══ Records to process

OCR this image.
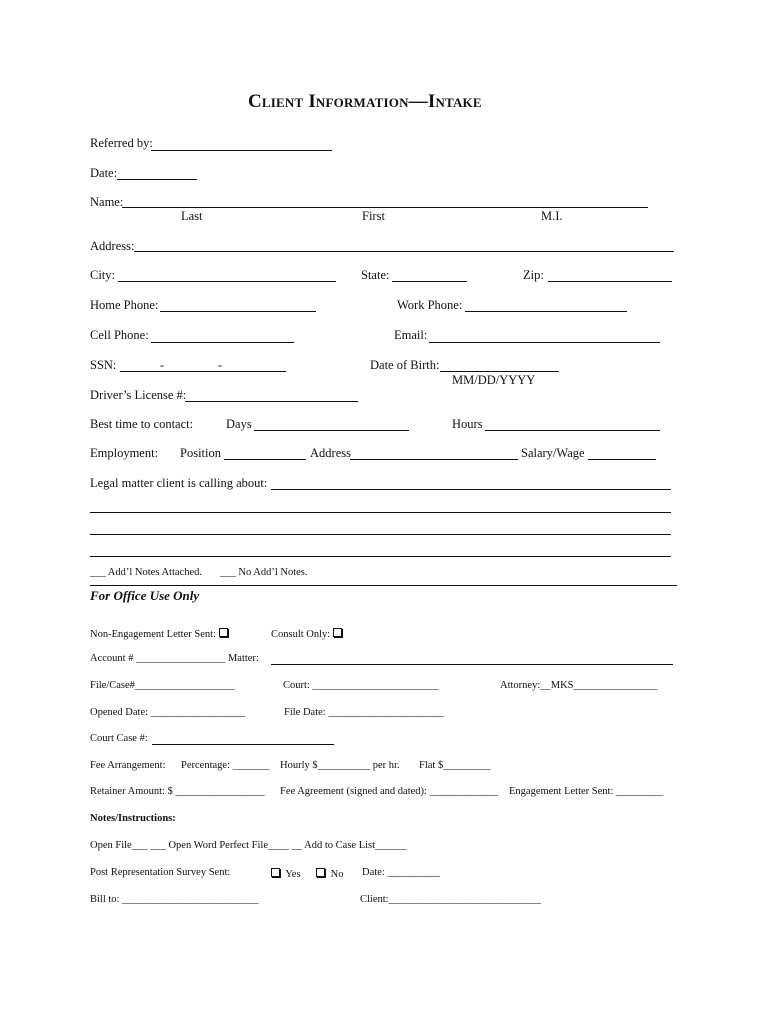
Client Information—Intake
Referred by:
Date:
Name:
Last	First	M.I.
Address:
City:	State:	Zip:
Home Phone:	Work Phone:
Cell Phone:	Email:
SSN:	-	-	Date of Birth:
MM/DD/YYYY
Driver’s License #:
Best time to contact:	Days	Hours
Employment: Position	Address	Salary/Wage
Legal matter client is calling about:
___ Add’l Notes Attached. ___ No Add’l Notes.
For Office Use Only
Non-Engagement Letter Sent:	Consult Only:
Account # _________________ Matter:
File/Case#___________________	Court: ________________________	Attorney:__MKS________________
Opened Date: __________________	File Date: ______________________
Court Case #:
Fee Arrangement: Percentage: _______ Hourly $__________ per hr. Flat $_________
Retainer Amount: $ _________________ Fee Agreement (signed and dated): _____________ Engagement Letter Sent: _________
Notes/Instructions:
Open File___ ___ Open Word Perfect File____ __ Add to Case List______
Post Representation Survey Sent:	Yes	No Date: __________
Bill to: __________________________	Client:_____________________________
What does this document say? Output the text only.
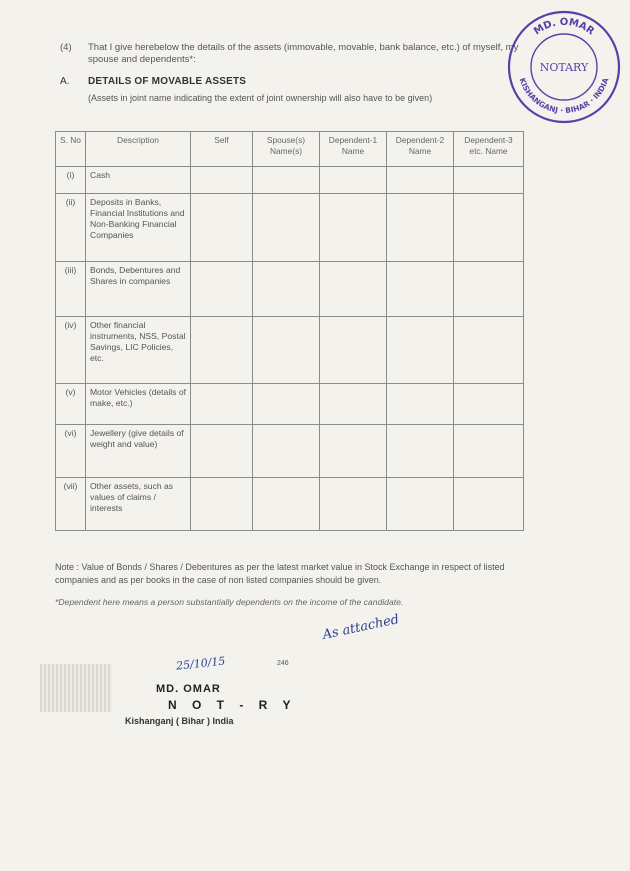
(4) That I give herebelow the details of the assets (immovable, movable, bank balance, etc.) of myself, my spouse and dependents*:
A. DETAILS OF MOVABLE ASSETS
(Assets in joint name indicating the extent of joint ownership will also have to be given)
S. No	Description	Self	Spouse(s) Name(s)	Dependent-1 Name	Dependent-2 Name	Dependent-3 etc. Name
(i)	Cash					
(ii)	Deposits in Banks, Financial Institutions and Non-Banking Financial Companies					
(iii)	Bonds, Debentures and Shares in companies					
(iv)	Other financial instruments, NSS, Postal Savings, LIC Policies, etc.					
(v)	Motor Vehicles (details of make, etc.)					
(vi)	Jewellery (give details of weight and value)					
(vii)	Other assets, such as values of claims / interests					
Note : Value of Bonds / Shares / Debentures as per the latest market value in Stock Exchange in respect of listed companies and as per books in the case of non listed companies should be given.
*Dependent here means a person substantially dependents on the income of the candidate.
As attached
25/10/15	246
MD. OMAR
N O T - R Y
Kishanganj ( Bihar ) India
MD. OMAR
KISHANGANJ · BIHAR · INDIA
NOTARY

════
══ Records to process

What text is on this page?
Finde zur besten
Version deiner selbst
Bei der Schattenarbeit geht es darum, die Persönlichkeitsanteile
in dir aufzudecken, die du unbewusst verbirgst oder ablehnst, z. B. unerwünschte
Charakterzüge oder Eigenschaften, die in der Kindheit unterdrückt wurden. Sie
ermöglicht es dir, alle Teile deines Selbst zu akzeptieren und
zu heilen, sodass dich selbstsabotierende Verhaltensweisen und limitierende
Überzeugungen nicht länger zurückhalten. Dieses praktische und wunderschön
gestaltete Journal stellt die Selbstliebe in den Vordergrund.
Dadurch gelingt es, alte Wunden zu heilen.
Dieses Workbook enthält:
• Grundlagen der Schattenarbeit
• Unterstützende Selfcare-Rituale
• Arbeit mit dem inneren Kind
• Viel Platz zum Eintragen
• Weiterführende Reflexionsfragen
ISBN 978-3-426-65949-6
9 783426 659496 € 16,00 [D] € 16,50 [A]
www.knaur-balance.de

════

Only a number is wanted: how many lines contain "Court"?

> [Task answer]: 2